**WHAT IS EXPECTED**
Skip any picture you find and retype all the remaining lines exactly.

**GIVEN RECORDS**
==============================

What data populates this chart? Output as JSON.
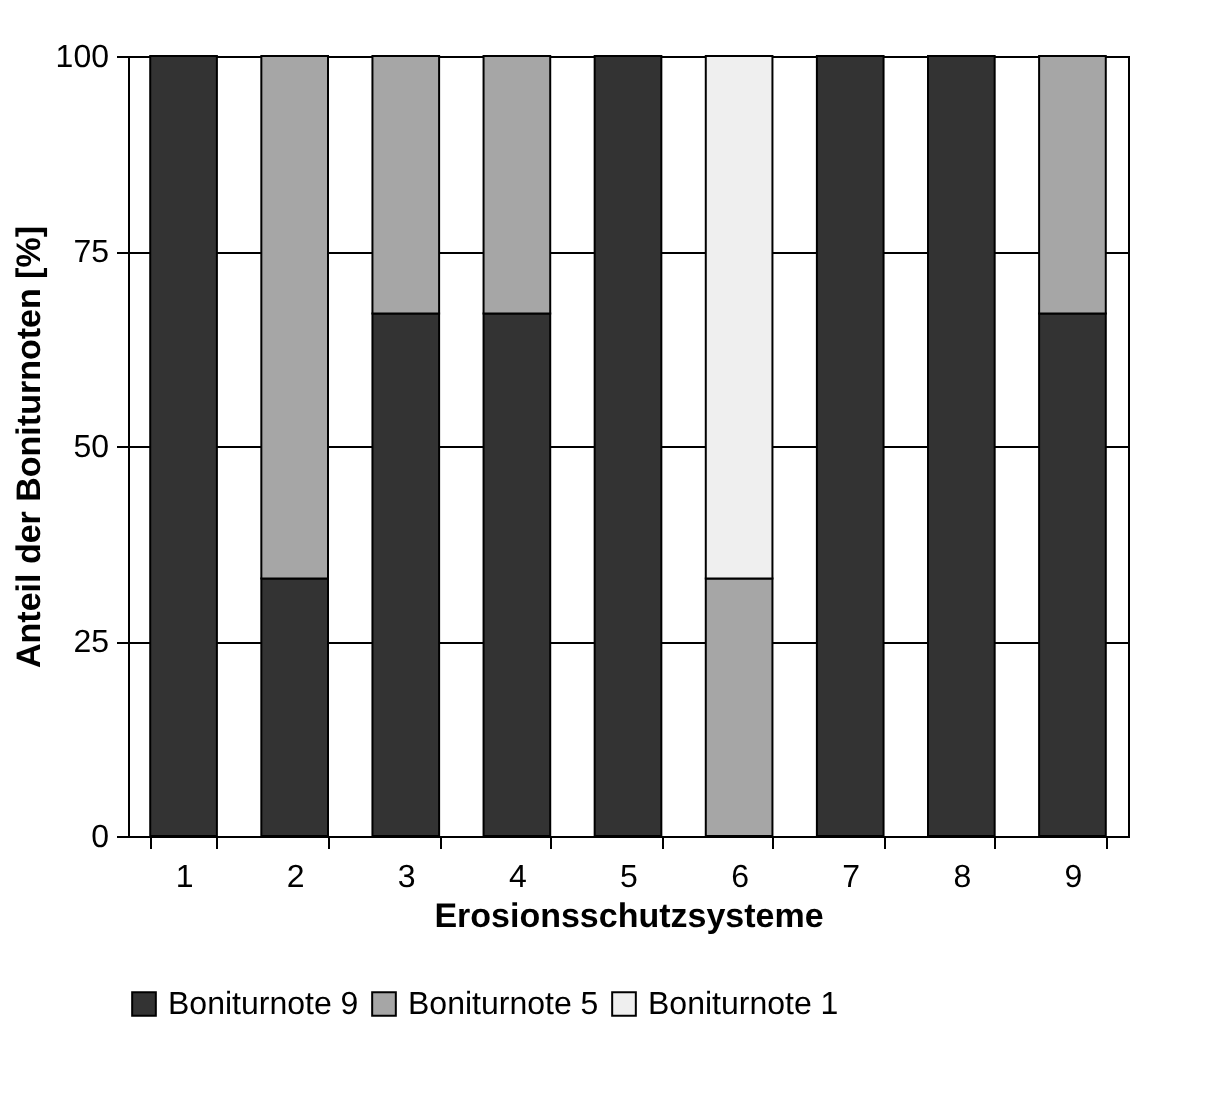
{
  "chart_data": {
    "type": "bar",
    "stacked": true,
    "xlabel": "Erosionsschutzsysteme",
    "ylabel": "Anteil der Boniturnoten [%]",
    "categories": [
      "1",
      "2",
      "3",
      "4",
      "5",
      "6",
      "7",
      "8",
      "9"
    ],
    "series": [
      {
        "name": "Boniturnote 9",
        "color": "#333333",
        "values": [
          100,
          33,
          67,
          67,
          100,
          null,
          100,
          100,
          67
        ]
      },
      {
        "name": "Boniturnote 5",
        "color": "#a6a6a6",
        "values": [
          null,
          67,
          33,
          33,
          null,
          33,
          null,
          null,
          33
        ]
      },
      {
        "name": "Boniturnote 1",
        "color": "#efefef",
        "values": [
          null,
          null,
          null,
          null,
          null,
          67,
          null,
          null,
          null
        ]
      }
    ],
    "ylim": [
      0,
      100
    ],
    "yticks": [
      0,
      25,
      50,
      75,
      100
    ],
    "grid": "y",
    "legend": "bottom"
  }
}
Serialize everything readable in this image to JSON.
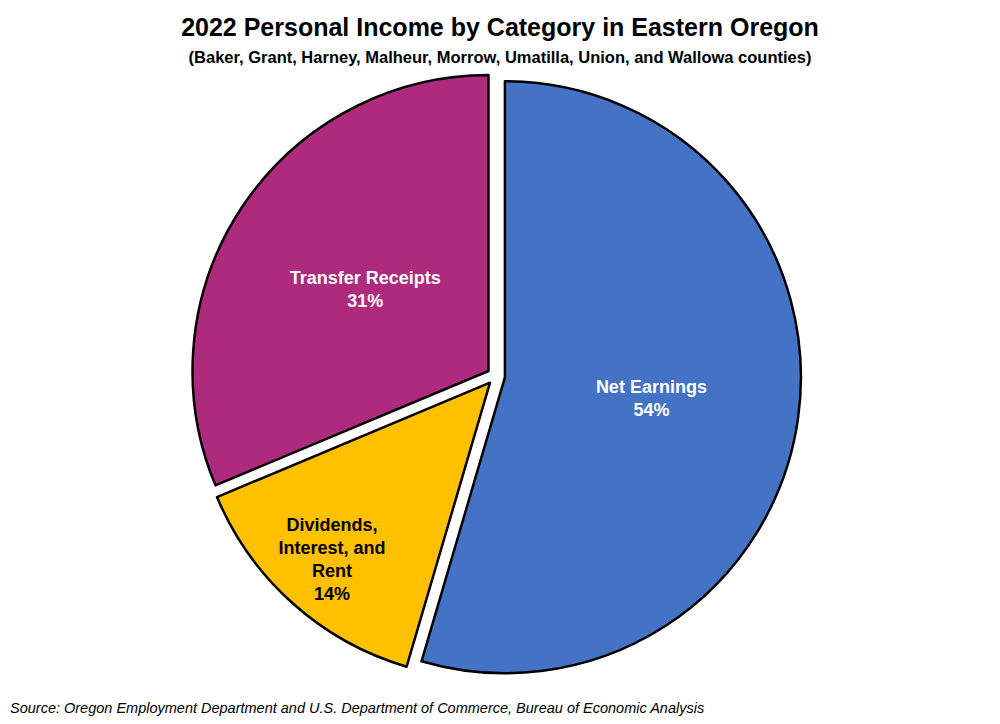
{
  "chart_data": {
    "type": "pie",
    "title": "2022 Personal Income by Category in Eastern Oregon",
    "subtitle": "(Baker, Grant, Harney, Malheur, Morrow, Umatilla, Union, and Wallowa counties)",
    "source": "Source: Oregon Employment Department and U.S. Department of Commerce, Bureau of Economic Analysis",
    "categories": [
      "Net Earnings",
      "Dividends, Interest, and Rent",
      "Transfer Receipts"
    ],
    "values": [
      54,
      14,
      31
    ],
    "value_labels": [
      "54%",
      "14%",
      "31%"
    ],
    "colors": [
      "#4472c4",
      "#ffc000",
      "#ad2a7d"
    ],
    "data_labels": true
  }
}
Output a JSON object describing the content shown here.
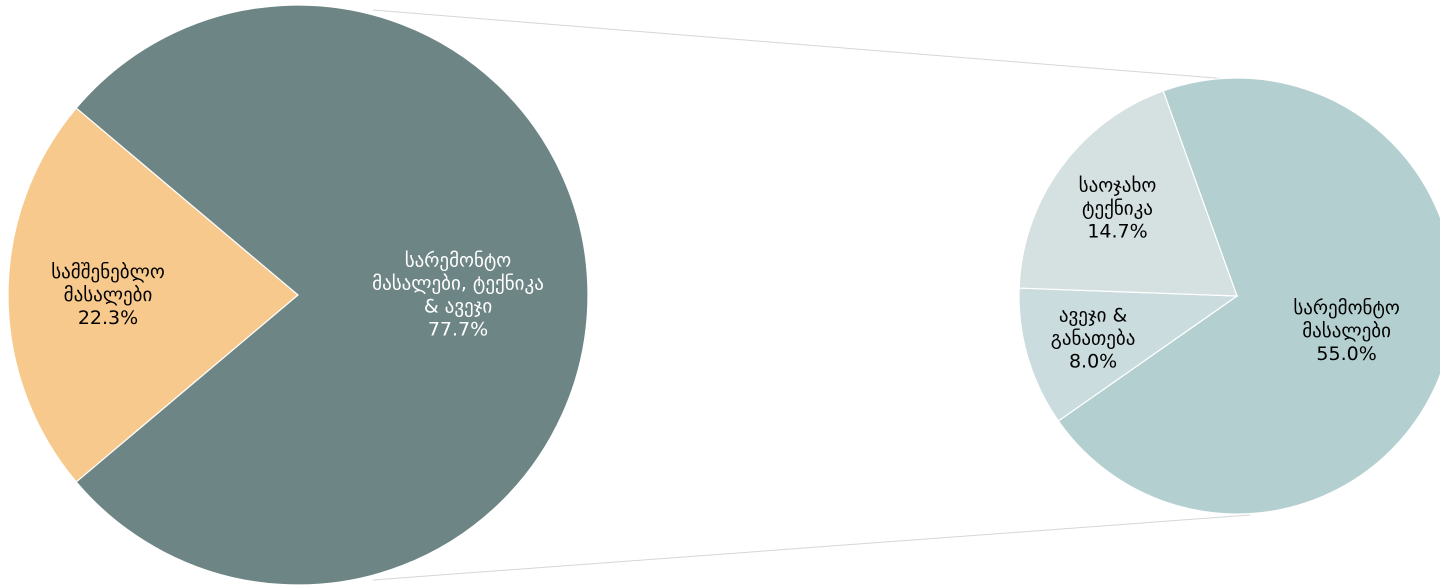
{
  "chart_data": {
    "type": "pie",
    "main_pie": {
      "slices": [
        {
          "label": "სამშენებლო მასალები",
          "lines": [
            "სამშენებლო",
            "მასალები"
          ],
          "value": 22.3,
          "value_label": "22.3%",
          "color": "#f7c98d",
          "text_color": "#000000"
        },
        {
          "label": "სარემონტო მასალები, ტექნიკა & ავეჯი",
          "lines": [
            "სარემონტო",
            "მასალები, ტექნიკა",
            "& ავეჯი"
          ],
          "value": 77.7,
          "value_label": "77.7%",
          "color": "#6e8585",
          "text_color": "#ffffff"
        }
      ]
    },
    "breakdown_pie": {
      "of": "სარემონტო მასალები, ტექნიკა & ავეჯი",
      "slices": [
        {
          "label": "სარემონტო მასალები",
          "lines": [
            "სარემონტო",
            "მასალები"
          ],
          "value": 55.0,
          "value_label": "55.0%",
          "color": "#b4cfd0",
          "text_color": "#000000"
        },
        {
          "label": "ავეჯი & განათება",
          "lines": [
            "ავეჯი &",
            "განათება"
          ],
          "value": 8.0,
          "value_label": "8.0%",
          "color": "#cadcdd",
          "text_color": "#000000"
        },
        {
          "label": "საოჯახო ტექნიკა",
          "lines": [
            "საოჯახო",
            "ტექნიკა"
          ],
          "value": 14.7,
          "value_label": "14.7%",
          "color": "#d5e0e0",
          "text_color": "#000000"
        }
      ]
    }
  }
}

==============================

**WRITTEN SOLUTION**
What data populates this chart? Output as JSON.
{
  "chart_data": {
    "type": "bar",
    "stacked": true,
    "xlabel": "Erosionsschutzsysteme",
    "ylabel": "Anteil der Boniturnoten [%]",
    "categories": [
      "1",
      "2",
      "3",
      "4",
      "5",
      "6",
      "7",
      "8",
      "9"
    ],
    "series": [
      {
        "name": "Boniturnote 9",
        "color": "#333333",
        "values": [
          100,
          33,
          67,
          67,
          100,
          null,
          100,
          100,
          67
        ]
      },
      {
        "name": "Boniturnote 5",
        "color": "#a6a6a6",
        "values": [
          null,
          67,
          33,
          33,
          null,
          33,
          null,
          null,
          33
        ]
      },
      {
        "name": "Boniturnote 1",
        "color": "#efefef",
        "values": [
          null,
          null,
          null,
          null,
          null,
          67,
          null,
          null,
          null
        ]
      }
    ],
    "ylim": [
      0,
      100
    ],
    "yticks": [
      0,
      25,
      50,
      75,
      100
    ],
    "grid": "y",
    "legend": "bottom"
  }
}
Serialize everything readable in this image to JSON.
{
  "chart_data": {
    "type": "pie",
    "title": "2022 Personal Income by Category in Eastern Oregon",
    "subtitle": "(Baker, Grant, Harney, Malheur, Morrow, Umatilla, Union, and Wallowa counties)",
    "source": "Source: Oregon Employment Department and U.S. Department of Commerce, Bureau of Economic Analysis",
    "categories": [
      "Net Earnings",
      "Dividends, Interest, and Rent",
      "Transfer Receipts"
    ],
    "values": [
      54,
      14,
      31
    ],
    "value_labels": [
      "54%",
      "14%",
      "31%"
    ],
    "colors": [
      "#4472c4",
      "#ffc000",
      "#ad2a7d"
    ],
    "data_labels": true
  }
}
Output a JSON object describing the content shown here.
{
  "chart_data": {
    "type": "pie",
    "main_pie": {
      "slices": [
        {
          "label": "სამშენებლო მასალები",
          "lines": [
            "სამშენებლო",
            "მასალები"
          ],
          "value": 22.3,
          "value_label": "22.3%",
          "color": "#f7c98d",
          "text_color": "#000000"
        },
        {
          "label": "სარემონტო მასალები, ტექნიკა & ავეჯი",
          "lines": [
            "სარემონტო",
            "მასალები, ტექნიკა",
            "& ავეჯი"
          ],
          "value": 77.7,
          "value_label": "77.7%",
          "color": "#6e8585",
          "text_color": "#ffffff"
        }
      ]
    },
    "breakdown_pie": {
      "of": "სარემონტო მასალები, ტექნიკა & ავეჯი",
      "slices": [
        {
          "label": "სარემონტო მასალები",
          "lines": [
            "სარემონტო",
            "მასალები"
          ],
          "value": 55.0,
          "value_label": "55.0%",
          "color": "#b4cfd0",
          "text_color": "#000000"
        },
        {
          "label": "ავეჯი & განათება",
          "lines": [
            "ავეჯი &",
            "განათება"
          ],
          "value": 8.0,
          "value_label": "8.0%",
          "color": "#cadcdd",
          "text_color": "#000000"
        },
        {
          "label": "საოჯახო ტექნიკა",
          "lines": [
            "საოჯახო",
            "ტექნიკა"
          ],
          "value": 14.7,
          "value_label": "14.7%",
          "color": "#d5e0e0",
          "text_color": "#000000"
        }
      ]
    }
  }
}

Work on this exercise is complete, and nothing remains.